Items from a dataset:
— BEGIN —
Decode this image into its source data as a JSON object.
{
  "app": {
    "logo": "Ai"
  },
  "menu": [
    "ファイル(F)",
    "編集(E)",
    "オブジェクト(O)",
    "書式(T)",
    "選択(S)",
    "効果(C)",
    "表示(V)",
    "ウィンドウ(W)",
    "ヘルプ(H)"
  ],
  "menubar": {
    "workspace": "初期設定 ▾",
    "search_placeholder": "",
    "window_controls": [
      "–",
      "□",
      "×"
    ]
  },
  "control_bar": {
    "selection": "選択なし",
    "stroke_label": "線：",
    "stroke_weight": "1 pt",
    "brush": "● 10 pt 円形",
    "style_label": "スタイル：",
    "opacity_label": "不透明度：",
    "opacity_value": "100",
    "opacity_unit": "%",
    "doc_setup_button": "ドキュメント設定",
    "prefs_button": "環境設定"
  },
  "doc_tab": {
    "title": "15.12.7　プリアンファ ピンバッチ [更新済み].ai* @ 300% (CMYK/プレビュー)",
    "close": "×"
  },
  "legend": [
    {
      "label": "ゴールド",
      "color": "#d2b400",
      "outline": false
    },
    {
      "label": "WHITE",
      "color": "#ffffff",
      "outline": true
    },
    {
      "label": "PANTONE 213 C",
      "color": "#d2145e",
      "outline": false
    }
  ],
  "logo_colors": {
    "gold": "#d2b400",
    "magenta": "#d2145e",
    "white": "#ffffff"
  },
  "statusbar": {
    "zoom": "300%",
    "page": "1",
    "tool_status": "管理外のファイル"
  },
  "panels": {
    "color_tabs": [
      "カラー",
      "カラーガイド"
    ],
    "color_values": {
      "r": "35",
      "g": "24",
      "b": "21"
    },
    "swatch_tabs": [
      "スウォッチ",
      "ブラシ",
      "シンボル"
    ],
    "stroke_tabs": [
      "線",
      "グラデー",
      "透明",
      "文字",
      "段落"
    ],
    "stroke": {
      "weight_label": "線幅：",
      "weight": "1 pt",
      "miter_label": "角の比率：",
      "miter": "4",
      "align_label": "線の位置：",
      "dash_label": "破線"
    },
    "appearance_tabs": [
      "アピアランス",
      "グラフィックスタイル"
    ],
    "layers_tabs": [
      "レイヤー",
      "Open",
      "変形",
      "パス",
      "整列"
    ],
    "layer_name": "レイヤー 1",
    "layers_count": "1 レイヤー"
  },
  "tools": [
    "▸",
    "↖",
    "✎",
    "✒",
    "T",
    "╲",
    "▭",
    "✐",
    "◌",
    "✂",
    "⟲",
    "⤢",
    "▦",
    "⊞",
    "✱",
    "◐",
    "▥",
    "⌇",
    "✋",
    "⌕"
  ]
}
— END —
**THE TASK**. Exactly as they are written, print the entries again.

**RESULT OF THE TASK**.
Decode this image into its source data as a JSON object.
{
  "app": {
    "logo": "Ai"
  },
  "menu": [
    "ファイル(F)",
    "編集(E)",
    "オブジェクト(O)",
    "書式(T)",
    "選択(S)",
    "効果(C)",
    "表示(V)",
    "ウィンドウ(W)",
    "ヘルプ(H)"
  ],
  "menubar": {
    "workspace": "初期設定 ▾",
    "search_placeholder": "",
    "window_controls": [
      "–",
      "□",
      "×"
    ]
  },
  "control_bar": {
    "selection": "選択なし",
    "stroke_label": "線：",
    "stroke_weight": "1 pt",
    "brush": "● 10 pt 円形",
    "style_label": "スタイル：",
    "opacity_label": "不透明度：",
    "opacity_value": "100",
    "opacity_unit": "%",
    "doc_setup_button": "ドキュメント設定",
    "prefs_button": "環境設定"
  },
  "doc_tab": {
    "title": "15.12.7　プリアンファ ピンバッチ [更新済み].ai* @ 300% (CMYK/プレビュー)",
    "close": "×"
  },
  "legend": [
    {
      "label": "ゴールド",
      "color": "#d2b400",
      "outline": false
    },
    {
      "label": "WHITE",
      "color": "#ffffff",
      "outline": true
    },
    {
      "label": "PANTONE 213 C",
      "color": "#d2145e",
      "outline": false
    }
  ],
  "logo_colors": {
    "gold": "#d2b400",
    "magenta": "#d2145e",
    "white": "#ffffff"
  },
  "statusbar": {
    "zoom": "300%",
    "page": "1",
    "tool_status": "管理外のファイル"
  },
  "panels": {
    "color_tabs": [
      "カラー",
      "カラーガイド"
    ],
    "color_values": {
      "r": "35",
      "g": "24",
      "b": "21"
    },
    "swatch_tabs": [
      "スウォッチ",
      "ブラシ",
      "シンボル"
    ],
    "stroke_tabs": [
      "線",
      "グラデー",
      "透明",
      "文字",
      "段落"
    ],
    "stroke": {
      "weight_label": "線幅：",
      "weight": "1 pt",
      "miter_label": "角の比率：",
      "miter": "4",
      "align_label": "線の位置：",
      "dash_label": "破線"
    },
    "appearance_tabs": [
      "アピアランス",
      "グラフィックスタイル"
    ],
    "layers_tabs": [
      "レイヤー",
      "Open",
      "変形",
      "パス",
      "整列"
    ],
    "layer_name": "レイヤー 1",
    "layers_count": "1 レイヤー"
  },
  "tools": [
    "▸",
    "↖",
    "✎",
    "✒",
    "T",
    "╲",
    "▭",
    "✐",
    "◌",
    "✂",
    "⟲",
    "⤢",
    "▦",
    "⊞",
    "✱",
    "◐",
    "▥",
    "⌇",
    "✋",
    "⌕"
  ]
}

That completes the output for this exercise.